— BEGIN —
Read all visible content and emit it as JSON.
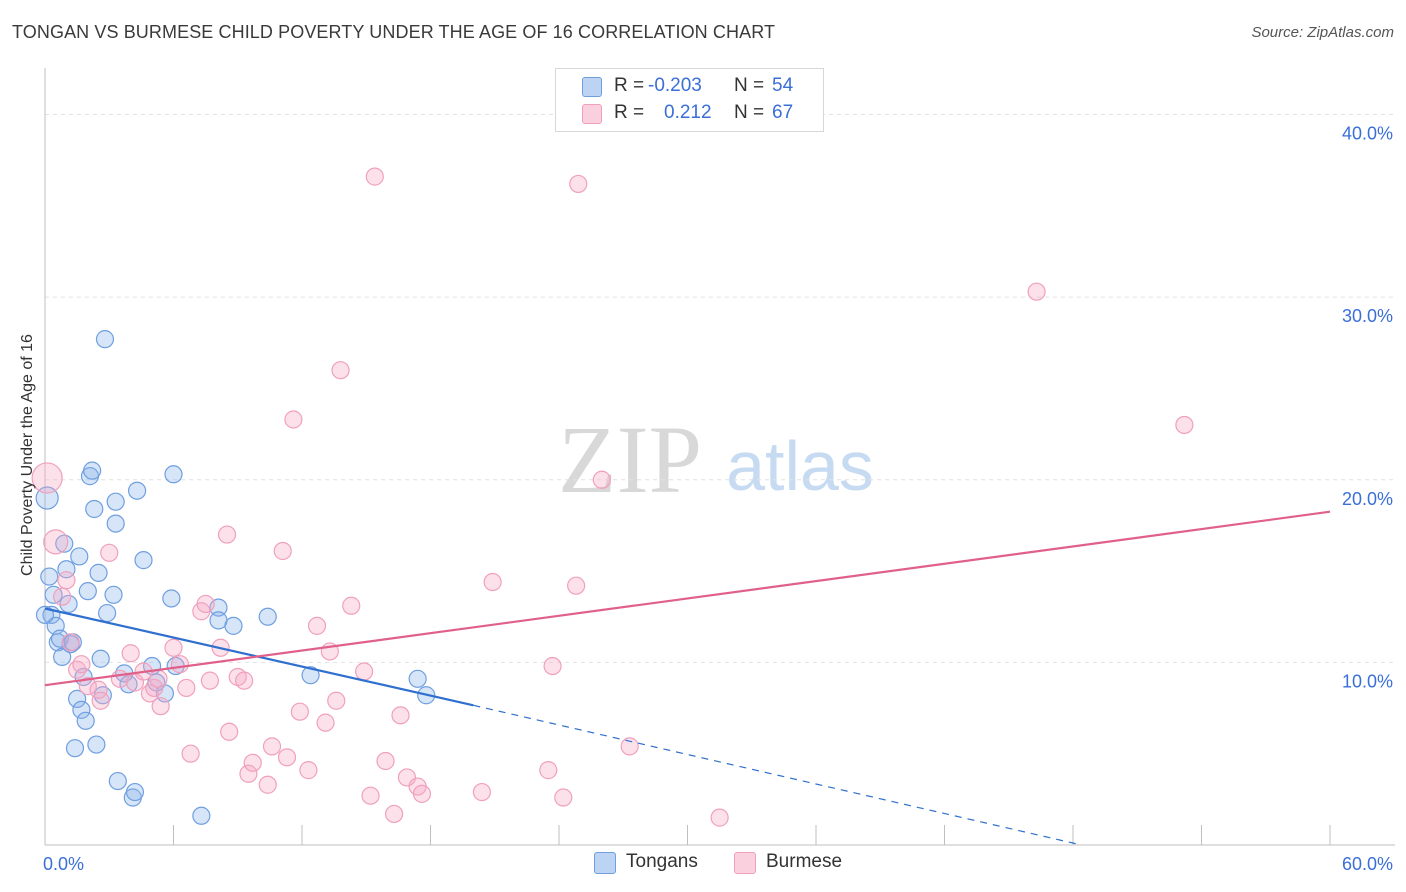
{
  "title": "TONGAN VS BURMESE CHILD POVERTY UNDER THE AGE OF 16 CORRELATION CHART",
  "source": "Source: ZipAtlas.com",
  "watermark": {
    "zip": "ZIP",
    "atlas": "atlas"
  },
  "legend": {
    "tongans": {
      "r_label": "R =",
      "r_value": "-0.203",
      "n_label": "N =",
      "n_value": "54"
    },
    "burmese": {
      "r_label": "R =",
      "r_value": "0.212",
      "n_label": "N =",
      "n_value": "67"
    }
  },
  "bottom_legend": {
    "tongans": "Tongans",
    "burmese": "Burmese"
  },
  "chart_data": {
    "type": "scatter",
    "title": "TONGAN VS BURMESE CHILD POVERTY UNDER THE AGE OF 16 CORRELATION CHART",
    "xlabel": "",
    "ylabel": "Child Poverty Under the Age of 16",
    "xlim": [
      0,
      60
    ],
    "ylim": [
      0,
      42
    ],
    "x_tick_labels": [
      "0.0%",
      "60.0%"
    ],
    "y_ticks": [
      10,
      20,
      30,
      40
    ],
    "y_tick_labels": [
      "10.0%",
      "20.0%",
      "30.0%",
      "40.0%"
    ],
    "grid": true,
    "colors": {
      "tongans": "#6f9fe0",
      "tongans_line": "#2f6fce",
      "burmese": "#f0a0bc",
      "burmese_line": "#e0608a",
      "tick_label": "#3a6fd8"
    },
    "series": [
      {
        "name": "Tongans",
        "points": [
          [
            0.1,
            19.0
          ],
          [
            0.2,
            14.7
          ],
          [
            0.3,
            12.6
          ],
          [
            0.4,
            13.7
          ],
          [
            0.5,
            12.0
          ],
          [
            0.6,
            11.1
          ],
          [
            0.7,
            11.3
          ],
          [
            0.8,
            10.3
          ],
          [
            0.9,
            16.5
          ],
          [
            1.0,
            15.1
          ],
          [
            1.1,
            13.2
          ],
          [
            1.2,
            11.0
          ],
          [
            1.3,
            11.1
          ],
          [
            1.4,
            5.3
          ],
          [
            1.5,
            8.0
          ],
          [
            1.6,
            15.8
          ],
          [
            1.7,
            7.4
          ],
          [
            1.8,
            9.2
          ],
          [
            1.9,
            6.8
          ],
          [
            2.0,
            13.9
          ],
          [
            2.1,
            20.2
          ],
          [
            2.2,
            20.5
          ],
          [
            2.3,
            18.4
          ],
          [
            2.4,
            5.5
          ],
          [
            2.5,
            14.9
          ],
          [
            2.6,
            10.2
          ],
          [
            2.7,
            8.2
          ],
          [
            2.8,
            27.7
          ],
          [
            2.9,
            12.7
          ],
          [
            3.2,
            13.7
          ],
          [
            3.3,
            18.8
          ],
          [
            3.3,
            17.6
          ],
          [
            3.4,
            3.5
          ],
          [
            3.7,
            9.4
          ],
          [
            3.9,
            8.8
          ],
          [
            4.1,
            2.6
          ],
          [
            4.2,
            2.9
          ],
          [
            4.3,
            19.4
          ],
          [
            4.6,
            15.6
          ],
          [
            5.0,
            9.8
          ],
          [
            5.2,
            8.9
          ],
          [
            5.6,
            8.3
          ],
          [
            5.9,
            13.5
          ],
          [
            6.0,
            20.3
          ],
          [
            6.1,
            9.8
          ],
          [
            7.3,
            1.6
          ],
          [
            8.1,
            13.0
          ],
          [
            8.1,
            12.3
          ],
          [
            8.8,
            12.0
          ],
          [
            10.4,
            12.5
          ],
          [
            12.4,
            9.3
          ],
          [
            17.4,
            9.1
          ],
          [
            17.8,
            8.2
          ],
          [
            0.0,
            12.6
          ]
        ]
      },
      {
        "name": "Burmese",
        "points": [
          [
            0.1,
            20.1
          ],
          [
            0.5,
            16.6
          ],
          [
            0.8,
            13.6
          ],
          [
            1.0,
            14.5
          ],
          [
            1.2,
            11.1
          ],
          [
            1.5,
            9.6
          ],
          [
            1.7,
            9.9
          ],
          [
            2.0,
            8.7
          ],
          [
            2.5,
            8.5
          ],
          [
            2.6,
            7.9
          ],
          [
            3.0,
            16.0
          ],
          [
            3.5,
            9.1
          ],
          [
            4.0,
            10.5
          ],
          [
            4.2,
            8.9
          ],
          [
            4.6,
            9.5
          ],
          [
            4.9,
            8.3
          ],
          [
            5.1,
            8.6
          ],
          [
            5.3,
            9.1
          ],
          [
            5.4,
            7.6
          ],
          [
            6.0,
            10.8
          ],
          [
            6.3,
            9.9
          ],
          [
            6.6,
            8.6
          ],
          [
            6.8,
            5.0
          ],
          [
            7.3,
            12.8
          ],
          [
            7.5,
            13.2
          ],
          [
            7.7,
            9.0
          ],
          [
            8.2,
            10.8
          ],
          [
            8.5,
            17.0
          ],
          [
            8.6,
            6.2
          ],
          [
            9.0,
            9.2
          ],
          [
            9.3,
            9.0
          ],
          [
            9.5,
            3.9
          ],
          [
            9.7,
            4.5
          ],
          [
            10.4,
            3.3
          ],
          [
            10.6,
            5.4
          ],
          [
            11.1,
            16.1
          ],
          [
            11.3,
            4.8
          ],
          [
            11.6,
            23.3
          ],
          [
            11.9,
            7.3
          ],
          [
            12.3,
            4.1
          ],
          [
            12.7,
            12.0
          ],
          [
            13.1,
            6.7
          ],
          [
            13.3,
            10.6
          ],
          [
            13.6,
            7.9
          ],
          [
            13.8,
            26.0
          ],
          [
            14.3,
            13.1
          ],
          [
            14.9,
            9.5
          ],
          [
            15.2,
            2.7
          ],
          [
            15.4,
            36.6
          ],
          [
            15.9,
            4.6
          ],
          [
            16.3,
            1.7
          ],
          [
            16.6,
            7.1
          ],
          [
            16.9,
            3.7
          ],
          [
            17.4,
            3.2
          ],
          [
            17.6,
            2.8
          ],
          [
            20.9,
            14.4
          ],
          [
            20.4,
            2.9
          ],
          [
            23.5,
            4.1
          ],
          [
            23.7,
            9.8
          ],
          [
            24.2,
            2.6
          ],
          [
            24.8,
            14.2
          ],
          [
            24.9,
            36.2
          ],
          [
            26.0,
            20.0
          ],
          [
            27.3,
            5.4
          ],
          [
            31.5,
            1.5
          ],
          [
            46.3,
            30.3
          ],
          [
            53.2,
            23.0
          ]
        ]
      }
    ],
    "trend_lines": [
      {
        "name": "Tongans",
        "x_start": 0,
        "y_start": 12.95,
        "x_solid_end": 20,
        "y_solid_end": 7.65,
        "x_dash_end": 48.4,
        "y_dash_end": 0
      },
      {
        "name": "Burmese",
        "x_start": 0,
        "y_start": 8.75,
        "x_end": 60,
        "y_end": 18.25
      }
    ]
  }
}
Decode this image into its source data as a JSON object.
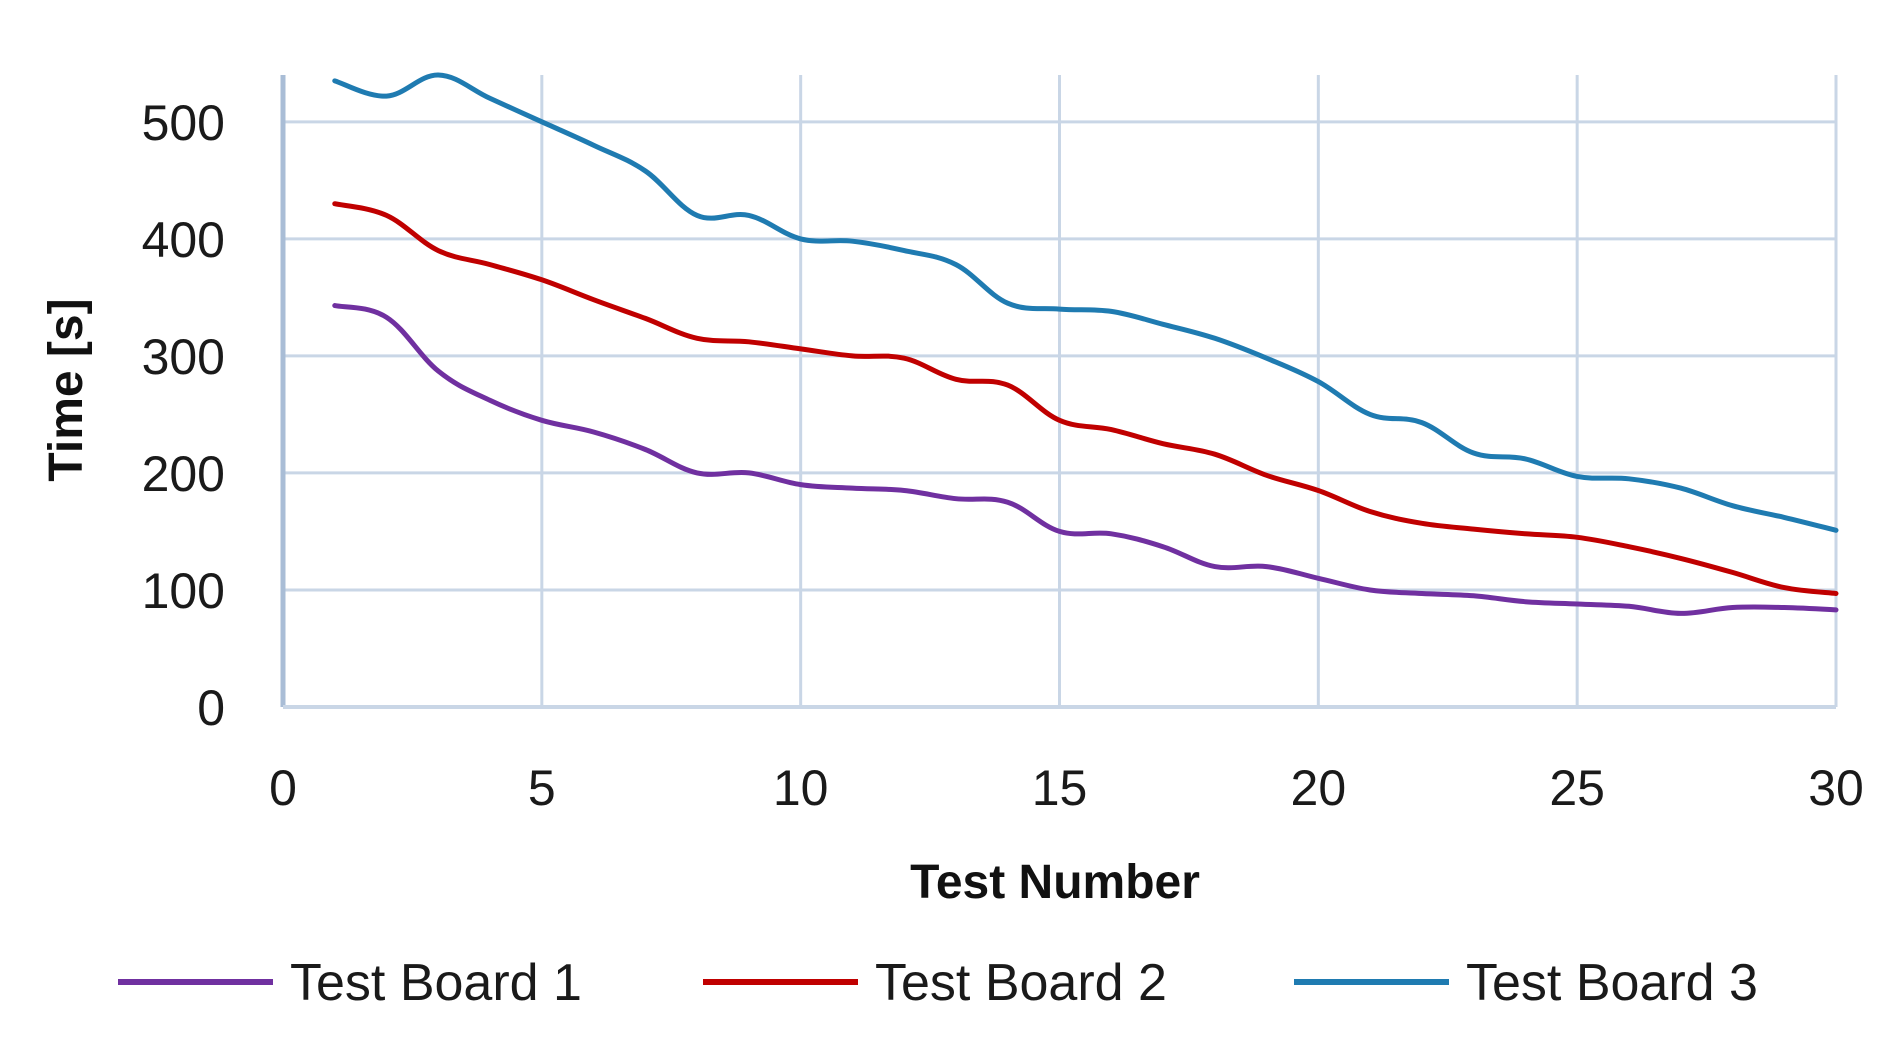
{
  "chart_data": {
    "type": "line",
    "title": "",
    "xlabel": "Test Number",
    "ylabel": "Time [s]",
    "xlim": [
      0,
      30
    ],
    "ylim": [
      0,
      540
    ],
    "xticks": [
      0,
      5,
      10,
      15,
      20,
      25,
      30
    ],
    "yticks": [
      0,
      100,
      200,
      300,
      400,
      500
    ],
    "grid": true,
    "legend_position": "bottom",
    "x": [
      1,
      2,
      3,
      4,
      5,
      6,
      7,
      8,
      9,
      10,
      11,
      12,
      13,
      14,
      15,
      16,
      17,
      18,
      19,
      20,
      21,
      22,
      23,
      24,
      25,
      26,
      27,
      28,
      29,
      30
    ],
    "series": [
      {
        "name": "Test Board 1",
        "color": "#7030a0",
        "values": [
          343,
          333,
          287,
          262,
          245,
          235,
          220,
          200,
          200,
          190,
          187,
          185,
          178,
          175,
          150,
          148,
          137,
          120,
          120,
          110,
          100,
          97,
          95,
          90,
          88,
          86,
          80,
          85,
          85,
          83
        ]
      },
      {
        "name": "Test Board 2",
        "color": "#c00000",
        "values": [
          430,
          420,
          390,
          378,
          365,
          348,
          332,
          315,
          312,
          306,
          300,
          298,
          280,
          275,
          245,
          237,
          225,
          216,
          198,
          185,
          167,
          157,
          152,
          148,
          145,
          137,
          127,
          115,
          102,
          97
        ]
      },
      {
        "name": "Test Board 3",
        "color": "#1f7bb1",
        "values": [
          535,
          522,
          540,
          520,
          500,
          480,
          458,
          420,
          420,
          400,
          398,
          390,
          378,
          345,
          340,
          338,
          327,
          315,
          298,
          278,
          250,
          243,
          217,
          212,
          197,
          195,
          187,
          172,
          162,
          151
        ]
      }
    ]
  }
}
— END —
§ **Objective**: From the records above, copy every line that holds the word "Board".

§ **Solution for this task**:
        "name": "Test Board 1",
        "name": "Test Board 2",
        "name": "Test Board 3",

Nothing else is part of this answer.